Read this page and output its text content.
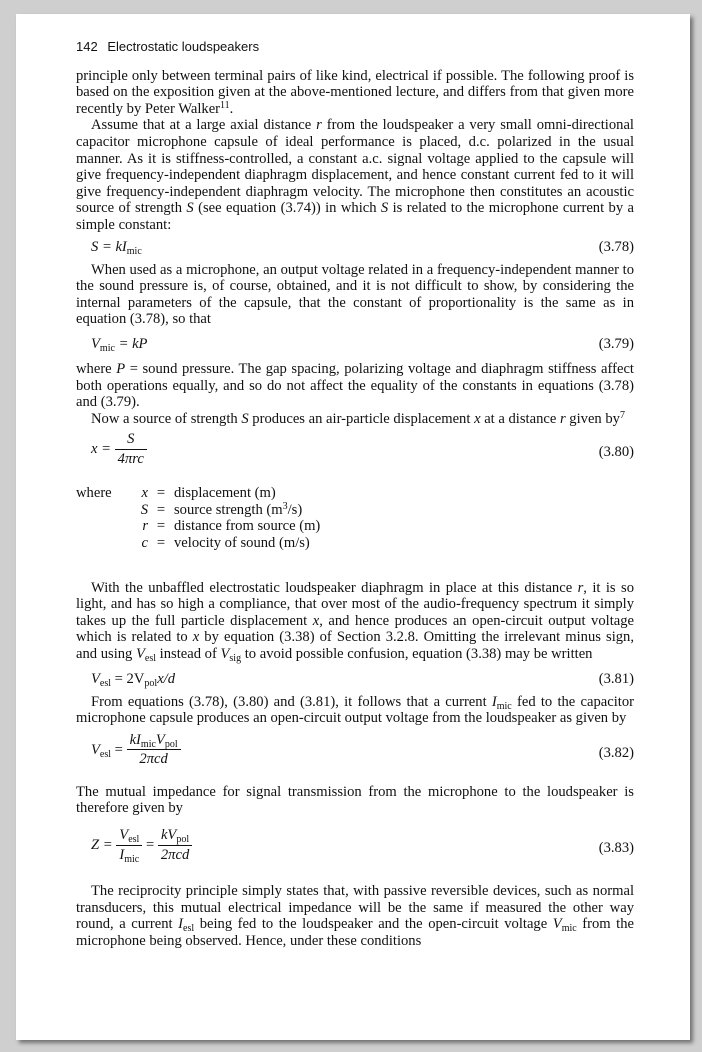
142 Electrostatic loudspeakers

principle only between terminal pairs of like kind, electrical if possible. The following proof is based on the exposition given at the above-mentioned lecture, and differs from that given more recently by Peter Walker$^{11}$.

Assume that at a large axial distance r from the loudspeaker a very small omni-directional capacitor microphone capsule of ideal performance is placed, d.c. polarized in the usual manner. As it is stiffness-controlled, a constant a.c. signal voltage applied to the capsule will give frequency-independent diaphragm displacement, and hence constant current fed to it will give frequency-independent diaphragm velocity. The microphone then constitutes an acoustic source of strength S (see equation (3.74)) in which S is related to the microphone current by a simple constant:

$S = kI_{mic}$	(3.78)

When used as a microphone, an output voltage related in a frequency-independent manner to the sound pressure is, of course, obtained, and it is not difficult to show, by considering the internal parameters of the capsule, that the constant of proportionality is the same as in equation (3.78), so that

$V_{mic}$ = kP	(3.79)

where P = sound pressure. The gap spacing, polarizing voltage and diaphragm stiffness affect both operations equally, and so do not affect the equality of the constants in equations (3.78) and (3.79).

Now a source of strength S produces an air-particle displacement x at a distance r given $by^7$

$x = \frac{S}{\text{4πrc}}$	(3.80)
where	x	=	displacement (m)
	S	=	source strength $(m^3/s)$
	r	=	distance from source (m)
	c	=	velocity of sound (m/s)

With the unbaffled electrostatic loudspeaker diaphragm in place at this distance r, it is so light, and has so high a compliance, that over most of the audio-frequency spectrum it simply takes up the full particle displacement x, and hence produces an open-circuit output voltage which is related to x by equation (3.38) of Section 3.2.8. Omitting the irrelevant minus sign, and using $V_{esl}$ instead of $V_{sig}$ to avoid possible confusion, equation (3.38) may be written

$V_{esl} = 2V_{pol}x/d$	(3.81)

From equations (3.78), (3.80) and (3.81), it follows that a current $I_{mic}$ fed to the capacitor microphone capsule produces an open-circuit output voltage from the loudspeaker as given by

$V_{esl} = \frac{kI_{mic}V_{pol}}{\text{2πcd}}$	(3.82)

The mutual impedance for signal transmission from the microphone to the loudspeaker is therefore given by

$Z = \frac{V_{esl}}{I_{mic}} = \frac{kV_{pol}}{\text{2πcd}}$	(3.83)

The reciprocity principle simply states that, with passive reversible devices, such as normal transducers, this mutual electrical impedance will be the same if measured the other way round, a current $I_{esl}$ being fed to the loudspeaker and the open-circuit voltage $V_{mic}$ from the microphone being observed. Hence, under these conditions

WRITTEN PROBLEM: Within the listing, how many lines hold the word "text"? Only the number is to be given.

PROBLEM SOLUTION: 4